-- Begin THE DATA --

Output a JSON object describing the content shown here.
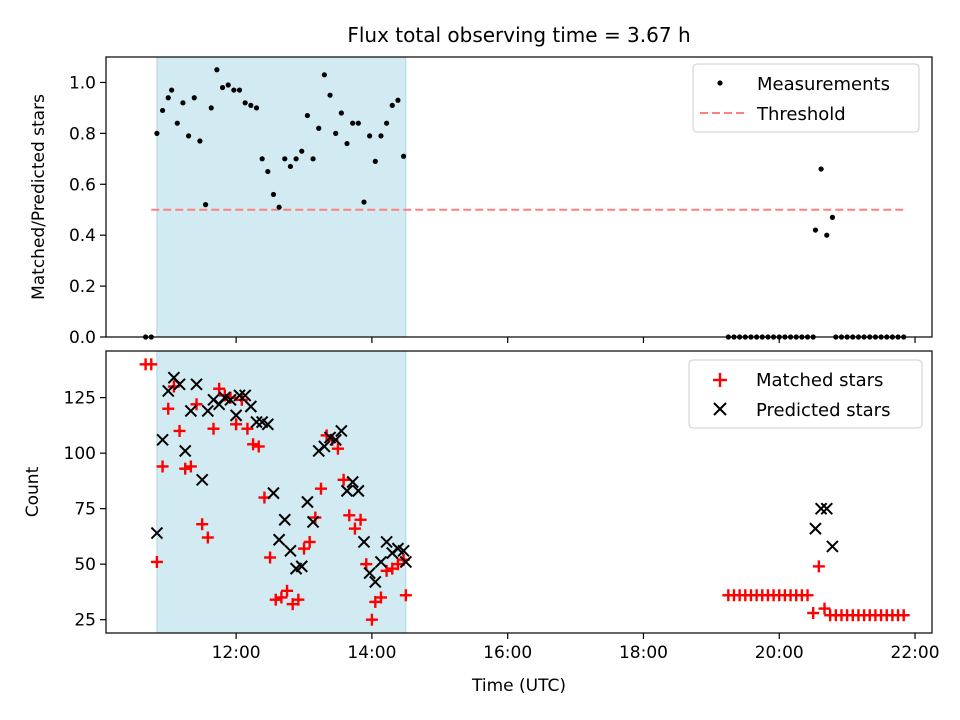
{
  "figure": {
    "title": "Flux total observing time = 3.67 h",
    "xlabel": "Time (UTC)"
  },
  "colors": {
    "shade": "#add8e6",
    "measurement": "#000000",
    "threshold": "#ff7f7f",
    "matched": "#ff0000",
    "predicted": "#000000"
  },
  "chart_data": [
    {
      "type": "scatter",
      "ylabel": "Matched/Predicted stars",
      "xlim": [
        "10:05",
        "22:15"
      ],
      "ylim": [
        0,
        1.1
      ],
      "x_ticks": [
        "12:00",
        "14:00",
        "16:00",
        "18:00",
        "20:00",
        "22:00"
      ],
      "x_ticks_labeled": false,
      "y_ticks": [
        "0.0",
        "0.2",
        "0.4",
        "0.6",
        "0.8",
        "1.0"
      ],
      "grid": false,
      "legend": {
        "position": "top-right",
        "entries": [
          "Measurements",
          "Threshold"
        ]
      },
      "shaded_interval": {
        "start": "10:50",
        "end": "14:30"
      },
      "threshold": {
        "name": "Threshold",
        "value": 0.5,
        "x_start": "10:45",
        "x_end": "21:50",
        "style": "dashed"
      },
      "series": [
        {
          "name": "Measurements",
          "marker": "dot",
          "points": [
            [
              "10:40",
              0
            ],
            [
              "10:45",
              0
            ],
            [
              "10:50",
              0.8
            ],
            [
              "10:55",
              0.89
            ],
            [
              "11:00",
              0.94
            ],
            [
              "11:03",
              0.97
            ],
            [
              "11:08",
              0.84
            ],
            [
              "11:13",
              0.92
            ],
            [
              "11:18",
              0.79
            ],
            [
              "11:23",
              0.94
            ],
            [
              "11:28",
              0.77
            ],
            [
              "11:33",
              0.52
            ],
            [
              "11:38",
              0.9
            ],
            [
              "11:43",
              1.05
            ],
            [
              "11:48",
              0.98
            ],
            [
              "11:53",
              0.99
            ],
            [
              "11:58",
              0.97
            ],
            [
              "12:03",
              0.97
            ],
            [
              "12:08",
              0.92
            ],
            [
              "12:13",
              0.91
            ],
            [
              "12:18",
              0.9
            ],
            [
              "12:23",
              0.7
            ],
            [
              "12:28",
              0.65
            ],
            [
              "12:33",
              0.56
            ],
            [
              "12:38",
              0.51
            ],
            [
              "12:43",
              0.7
            ],
            [
              "12:48",
              0.67
            ],
            [
              "12:53",
              0.7
            ],
            [
              "12:58",
              0.73
            ],
            [
              "13:03",
              0.87
            ],
            [
              "13:08",
              0.7
            ],
            [
              "13:13",
              0.82
            ],
            [
              "13:18",
              1.03
            ],
            [
              "13:23",
              0.95
            ],
            [
              "13:28",
              0.8
            ],
            [
              "13:33",
              0.88
            ],
            [
              "13:38",
              0.76
            ],
            [
              "13:43",
              0.84
            ],
            [
              "13:48",
              0.84
            ],
            [
              "13:53",
              0.53
            ],
            [
              "13:58",
              0.79
            ],
            [
              "14:03",
              0.69
            ],
            [
              "14:08",
              0.79
            ],
            [
              "14:13",
              0.84
            ],
            [
              "14:18",
              0.91
            ],
            [
              "14:23",
              0.93
            ],
            [
              "14:28",
              0.71
            ],
            [
              "19:15",
              0
            ],
            [
              "19:20",
              0
            ],
            [
              "19:25",
              0
            ],
            [
              "19:30",
              0
            ],
            [
              "19:35",
              0
            ],
            [
              "19:40",
              0
            ],
            [
              "19:45",
              0
            ],
            [
              "19:50",
              0
            ],
            [
              "19:55",
              0
            ],
            [
              "20:00",
              0
            ],
            [
              "20:05",
              0
            ],
            [
              "20:10",
              0
            ],
            [
              "20:15",
              0
            ],
            [
              "20:20",
              0
            ],
            [
              "20:25",
              0
            ],
            [
              "20:30",
              0
            ],
            [
              "20:32",
              0.42
            ],
            [
              "20:37",
              0.66
            ],
            [
              "20:42",
              0.4
            ],
            [
              "20:47",
              0.47
            ],
            [
              "20:50",
              0
            ],
            [
              "20:55",
              0
            ],
            [
              "21:00",
              0
            ],
            [
              "21:05",
              0
            ],
            [
              "21:10",
              0
            ],
            [
              "21:15",
              0
            ],
            [
              "21:20",
              0
            ],
            [
              "21:25",
              0
            ],
            [
              "21:30",
              0
            ],
            [
              "21:35",
              0
            ],
            [
              "21:40",
              0
            ],
            [
              "21:45",
              0
            ],
            [
              "21:50",
              0
            ]
          ]
        }
      ]
    },
    {
      "type": "scatter",
      "ylabel": "Count",
      "xlabel": "Time (UTC)",
      "xlim": [
        "10:05",
        "22:15"
      ],
      "ylim": [
        19,
        146
      ],
      "x_ticks": [
        "12:00",
        "14:00",
        "16:00",
        "18:00",
        "20:00",
        "22:00"
      ],
      "y_ticks": [
        "25",
        "50",
        "75",
        "100",
        "125"
      ],
      "grid": false,
      "legend": {
        "position": "top-right",
        "entries": [
          "Matched stars",
          "Predicted stars"
        ]
      },
      "shaded_interval": {
        "start": "10:50",
        "end": "14:30"
      },
      "series": [
        {
          "name": "Matched stars",
          "marker": "plus",
          "points": [
            [
              "10:40",
              140
            ],
            [
              "10:45",
              140
            ],
            [
              "10:50",
              51
            ],
            [
              "10:55",
              94
            ],
            [
              "11:00",
              120
            ],
            [
              "11:05",
              130
            ],
            [
              "11:10",
              110
            ],
            [
              "11:15",
              93
            ],
            [
              "11:20",
              94
            ],
            [
              "11:25",
              122
            ],
            [
              "11:30",
              68
            ],
            [
              "11:35",
              62
            ],
            [
              "11:40",
              111
            ],
            [
              "11:45",
              129
            ],
            [
              "11:50",
              126
            ],
            [
              "11:55",
              125
            ],
            [
              "12:00",
              113
            ],
            [
              "12:05",
              124
            ],
            [
              "12:10",
              111
            ],
            [
              "12:15",
              104
            ],
            [
              "12:20",
              103
            ],
            [
              "12:25",
              80
            ],
            [
              "12:30",
              53
            ],
            [
              "12:35",
              34
            ],
            [
              "12:40",
              35
            ],
            [
              "12:45",
              38
            ],
            [
              "12:50",
              32
            ],
            [
              "12:55",
              34
            ],
            [
              "13:00",
              57
            ],
            [
              "13:05",
              60
            ],
            [
              "13:10",
              71
            ],
            [
              "13:15",
              84
            ],
            [
              "13:20",
              108
            ],
            [
              "13:25",
              106
            ],
            [
              "13:30",
              102
            ],
            [
              "13:35",
              88
            ],
            [
              "13:40",
              72
            ],
            [
              "13:45",
              66
            ],
            [
              "13:50",
              70
            ],
            [
              "13:55",
              50
            ],
            [
              "14:00",
              25
            ],
            [
              "14:03",
              33
            ],
            [
              "14:08",
              35
            ],
            [
              "14:13",
              47
            ],
            [
              "14:18",
              48
            ],
            [
              "14:23",
              50
            ],
            [
              "14:28",
              52
            ],
            [
              "14:30",
              36
            ],
            [
              "19:15",
              36
            ],
            [
              "19:20",
              36
            ],
            [
              "19:25",
              36
            ],
            [
              "19:30",
              36
            ],
            [
              "19:35",
              36
            ],
            [
              "19:40",
              36
            ],
            [
              "19:45",
              36
            ],
            [
              "19:50",
              36
            ],
            [
              "19:55",
              36
            ],
            [
              "20:00",
              36
            ],
            [
              "20:05",
              36
            ],
            [
              "20:10",
              36
            ],
            [
              "20:15",
              36
            ],
            [
              "20:20",
              36
            ],
            [
              "20:25",
              36
            ],
            [
              "20:30",
              28
            ],
            [
              "20:35",
              49
            ],
            [
              "20:40",
              30
            ],
            [
              "20:45",
              27
            ],
            [
              "20:50",
              27
            ],
            [
              "20:55",
              27
            ],
            [
              "21:00",
              27
            ],
            [
              "21:05",
              27
            ],
            [
              "21:10",
              27
            ],
            [
              "21:15",
              27
            ],
            [
              "21:20",
              27
            ],
            [
              "21:25",
              27
            ],
            [
              "21:30",
              27
            ],
            [
              "21:35",
              27
            ],
            [
              "21:40",
              27
            ],
            [
              "21:45",
              27
            ],
            [
              "21:50",
              27
            ]
          ]
        },
        {
          "name": "Predicted stars",
          "marker": "x",
          "points": [
            [
              "10:50",
              64
            ],
            [
              "10:55",
              106
            ],
            [
              "11:00",
              128
            ],
            [
              "11:05",
              134
            ],
            [
              "11:10",
              131
            ],
            [
              "11:15",
              101
            ],
            [
              "11:20",
              119
            ],
            [
              "11:25",
              131
            ],
            [
              "11:30",
              88
            ],
            [
              "11:35",
              119
            ],
            [
              "11:40",
              124
            ],
            [
              "11:45",
              122
            ],
            [
              "11:50",
              125
            ],
            [
              "11:55",
              124
            ],
            [
              "12:00",
              117
            ],
            [
              "12:03",
              126
            ],
            [
              "12:08",
              126
            ],
            [
              "12:13",
              121
            ],
            [
              "12:18",
              114
            ],
            [
              "12:23",
              114
            ],
            [
              "12:28",
              113
            ],
            [
              "12:33",
              82
            ],
            [
              "12:38",
              61
            ],
            [
              "12:43",
              70
            ],
            [
              "12:48",
              56
            ],
            [
              "12:53",
              48
            ],
            [
              "12:58",
              49
            ],
            [
              "13:03",
              78
            ],
            [
              "13:08",
              69
            ],
            [
              "13:13",
              101
            ],
            [
              "13:18",
              103
            ],
            [
              "13:23",
              107
            ],
            [
              "13:28",
              106
            ],
            [
              "13:33",
              110
            ],
            [
              "13:38",
              83
            ],
            [
              "13:43",
              87
            ],
            [
              "13:48",
              83
            ],
            [
              "13:53",
              60
            ],
            [
              "13:58",
              46
            ],
            [
              "14:03",
              42
            ],
            [
              "14:08",
              51
            ],
            [
              "14:13",
              60
            ],
            [
              "14:18",
              55
            ],
            [
              "14:23",
              57
            ],
            [
              "14:28",
              56
            ],
            [
              "14:30",
              51
            ],
            [
              "20:32",
              66
            ],
            [
              "20:37",
              75
            ],
            [
              "20:42",
              75
            ],
            [
              "20:47",
              58
            ]
          ]
        }
      ]
    }
  ]
}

-- End THE DATA --

- WORK TO DO -
Lines in the records that hold the word "stars" are to be counted; give only the total.

- RESPONSE TO THIS TASK -
5